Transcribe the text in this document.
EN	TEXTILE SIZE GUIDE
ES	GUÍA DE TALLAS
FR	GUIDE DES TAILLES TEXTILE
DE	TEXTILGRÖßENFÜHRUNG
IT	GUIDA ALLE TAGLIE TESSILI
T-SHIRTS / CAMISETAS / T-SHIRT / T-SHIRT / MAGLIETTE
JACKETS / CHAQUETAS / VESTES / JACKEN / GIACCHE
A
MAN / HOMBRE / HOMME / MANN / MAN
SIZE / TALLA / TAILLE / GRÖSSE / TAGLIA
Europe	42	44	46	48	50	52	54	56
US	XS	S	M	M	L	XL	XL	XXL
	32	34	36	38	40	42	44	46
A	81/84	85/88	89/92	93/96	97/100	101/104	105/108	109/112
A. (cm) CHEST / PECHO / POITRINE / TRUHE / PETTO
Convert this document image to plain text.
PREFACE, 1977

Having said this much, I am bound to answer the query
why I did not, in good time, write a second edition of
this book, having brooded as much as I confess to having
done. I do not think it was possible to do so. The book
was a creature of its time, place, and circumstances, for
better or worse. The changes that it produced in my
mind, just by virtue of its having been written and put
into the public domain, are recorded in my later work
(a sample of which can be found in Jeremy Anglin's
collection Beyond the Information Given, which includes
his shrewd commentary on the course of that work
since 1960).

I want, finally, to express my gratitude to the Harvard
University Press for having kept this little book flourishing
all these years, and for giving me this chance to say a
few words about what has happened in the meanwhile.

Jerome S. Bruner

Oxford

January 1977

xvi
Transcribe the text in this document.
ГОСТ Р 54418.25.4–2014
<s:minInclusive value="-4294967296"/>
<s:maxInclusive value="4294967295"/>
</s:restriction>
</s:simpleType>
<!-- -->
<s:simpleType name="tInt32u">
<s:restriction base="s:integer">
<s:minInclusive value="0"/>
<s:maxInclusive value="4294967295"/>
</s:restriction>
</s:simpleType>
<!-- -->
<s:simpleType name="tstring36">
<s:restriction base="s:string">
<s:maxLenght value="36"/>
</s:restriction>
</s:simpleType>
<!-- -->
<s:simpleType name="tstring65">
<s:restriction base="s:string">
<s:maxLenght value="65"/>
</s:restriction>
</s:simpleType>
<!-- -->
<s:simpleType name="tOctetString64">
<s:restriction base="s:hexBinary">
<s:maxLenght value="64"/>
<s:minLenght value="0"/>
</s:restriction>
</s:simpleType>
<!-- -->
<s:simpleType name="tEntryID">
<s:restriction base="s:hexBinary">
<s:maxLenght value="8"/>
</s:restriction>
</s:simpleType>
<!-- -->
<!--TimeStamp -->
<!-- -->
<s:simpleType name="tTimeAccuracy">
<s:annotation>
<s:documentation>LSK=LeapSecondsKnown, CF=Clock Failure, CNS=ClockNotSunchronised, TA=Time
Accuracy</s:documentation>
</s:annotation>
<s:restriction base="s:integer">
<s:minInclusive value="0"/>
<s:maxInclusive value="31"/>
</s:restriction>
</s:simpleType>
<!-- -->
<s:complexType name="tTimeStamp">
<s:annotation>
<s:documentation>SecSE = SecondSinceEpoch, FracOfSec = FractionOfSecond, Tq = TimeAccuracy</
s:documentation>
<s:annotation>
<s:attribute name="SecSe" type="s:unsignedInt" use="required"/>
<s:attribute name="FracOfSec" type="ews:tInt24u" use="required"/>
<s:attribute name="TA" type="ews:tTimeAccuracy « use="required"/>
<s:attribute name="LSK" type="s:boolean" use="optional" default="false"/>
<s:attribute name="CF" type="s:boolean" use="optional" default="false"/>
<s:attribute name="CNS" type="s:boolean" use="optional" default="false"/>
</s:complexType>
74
————————
■ Task details: Print the records once more, exactly as they were given.

■ Solved problem:
Transcribe the text in this document.
EN	TEXTILE SIZE GUIDE
ES	GUÍA DE TALLAS
FR	GUIDE DES TAILLES TEXTILE
DE	TEXTILGRÖßENFÜHRUNG
IT	GUIDA ALLE TAGLIE TESSILI
T-SHIRTS / CAMISETAS / T-SHIRT / T-SHIRT / MAGLIETTE
JACKETS / CHAQUETAS / VESTES / JACKEN / GIACCHE
A
MAN / HOMBRE / HOMME / MANN / MAN
SIZE / TALLA / TAILLE / GRÖSSE / TAGLIA
Europe	42	44	46	48	50	52	54	56
US	XS	S	M	M	L	XL	XL	XXL
	32	34	36	38	40	42	44	46
A	81/84	85/88	89/92	93/96	97/100	101/104	105/108	109/112
A. (cm) CHEST / PECHO / POITRINE / TRUHE / PETTO
Convert this document image to plain text.
PREFACE, 1977

Having said this much, I am bound to answer the query
why I did not, in good time, write a second edition of
this book, having brooded as much as I confess to having
done. I do not think it was possible to do so. The book
was a creature of its time, place, and circumstances, for
better or worse. The changes that it produced in my
mind, just by virtue of its having been written and put
into the public domain, are recorded in my later work
(a sample of which can be found in Jeremy Anglin's
collection Beyond the Information Given, which includes
his shrewd commentary on the course of that work
since 1960).

I want, finally, to express my gratitude to the Harvard
University Press for having kept this little book flourishing
all these years, and for giving me this chance to say a
few words about what has happened in the meanwhile.

Jerome S. Bruner

Oxford

January 1977

xvi
Transcribe the text in this document.
ГОСТ Р 54418.25.4–2014
<s:minInclusive value="-4294967296"/>
<s:maxInclusive value="4294967295"/>
</s:restriction>
</s:simpleType>
<!-- -->
<s:simpleType name="tInt32u">
<s:restriction base="s:integer">
<s:minInclusive value="0"/>
<s:maxInclusive value="4294967295"/>
</s:restriction>
</s:simpleType>
<!-- -->
<s:simpleType name="tstring36">
<s:restriction base="s:string">
<s:maxLenght value="36"/>
</s:restriction>
</s:simpleType>
<!-- -->
<s:simpleType name="tstring65">
<s:restriction base="s:string">
<s:maxLenght value="65"/>
</s:restriction>
</s:simpleType>
<!-- -->
<s:simpleType name="tOctetString64">
<s:restriction base="s:hexBinary">
<s:maxLenght value="64"/>
<s:minLenght value="0"/>
</s:restriction>
</s:simpleType>
<!-- -->
<s:simpleType name="tEntryID">
<s:restriction base="s:hexBinary">
<s:maxLenght value="8"/>
</s:restriction>
</s:simpleType>
<!-- -->
<!--TimeStamp -->
<!-- -->
<s:simpleType name="tTimeAccuracy">
<s:annotation>
<s:documentation>LSK=LeapSecondsKnown, CF=Clock Failure, CNS=ClockNotSunchronised, TA=Time
Accuracy</s:documentation>
</s:annotation>
<s:restriction base="s:integer">
<s:minInclusive value="0"/>
<s:maxInclusive value="31"/>
</s:restriction>
</s:simpleType>
<!-- -->
<s:complexType name="tTimeStamp">
<s:annotation>
<s:documentation>SecSE = SecondSinceEpoch, FracOfSec = FractionOfSecond, Tq = TimeAccuracy</
s:documentation>
<s:annotation>
<s:attribute name="SecSe" type="s:unsignedInt" use="required"/>
<s:attribute name="FracOfSec" type="ews:tInt24u" use="required"/>
<s:attribute name="TA" type="ews:tTimeAccuracy « use="required"/>
<s:attribute name="LSK" type="s:boolean" use="optional" default="false"/>
<s:attribute name="CF" type="s:boolean" use="optional" default="false"/>
<s:attribute name="CNS" type="s:boolean" use="optional" default="false"/>
</s:complexType>
74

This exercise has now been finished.